> **EXERCISE TASK**: Reproduce the data in its entirety, exactly as supplied.

───── MATERIAL PROVIDED

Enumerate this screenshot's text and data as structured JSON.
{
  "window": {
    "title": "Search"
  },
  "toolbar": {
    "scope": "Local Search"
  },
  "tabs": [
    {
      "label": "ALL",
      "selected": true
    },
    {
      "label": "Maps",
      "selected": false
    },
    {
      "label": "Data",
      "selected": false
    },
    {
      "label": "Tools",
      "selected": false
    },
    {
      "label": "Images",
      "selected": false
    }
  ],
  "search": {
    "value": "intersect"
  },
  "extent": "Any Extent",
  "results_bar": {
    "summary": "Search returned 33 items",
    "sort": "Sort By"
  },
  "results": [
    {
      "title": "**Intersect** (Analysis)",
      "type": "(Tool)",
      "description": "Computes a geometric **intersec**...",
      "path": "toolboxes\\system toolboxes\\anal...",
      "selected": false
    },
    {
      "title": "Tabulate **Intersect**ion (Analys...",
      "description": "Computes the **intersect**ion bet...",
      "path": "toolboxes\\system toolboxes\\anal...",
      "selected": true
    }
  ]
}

──────────

> **RESULT FOR THIS TASK**:
Enumerate this screenshot's text and data as structured JSON.
{
  "window": {
    "title": "Search"
  },
  "toolbar": {
    "scope": "Local Search"
  },
  "tabs": [
    {
      "label": "ALL",
      "selected": true
    },
    {
      "label": "Maps",
      "selected": false
    },
    {
      "label": "Data",
      "selected": false
    },
    {
      "label": "Tools",
      "selected": false
    },
    {
      "label": "Images",
      "selected": false
    }
  ],
  "search": {
    "value": "intersect"
  },
  "extent": "Any Extent",
  "results_bar": {
    "summary": "Search returned 33 items",
    "sort": "Sort By"
  },
  "results": [
    {
      "title": "**Intersect** (Analysis)",
      "type": "(Tool)",
      "description": "Computes a geometric **intersec**...",
      "path": "toolboxes\\system toolboxes\\anal...",
      "selected": false
    },
    {
      "title": "Tabulate **Intersect**ion (Analys...",
      "description": "Computes the **intersect**ion bet...",
      "path": "toolboxes\\system toolboxes\\anal...",
      "selected": true
    }
  ]
}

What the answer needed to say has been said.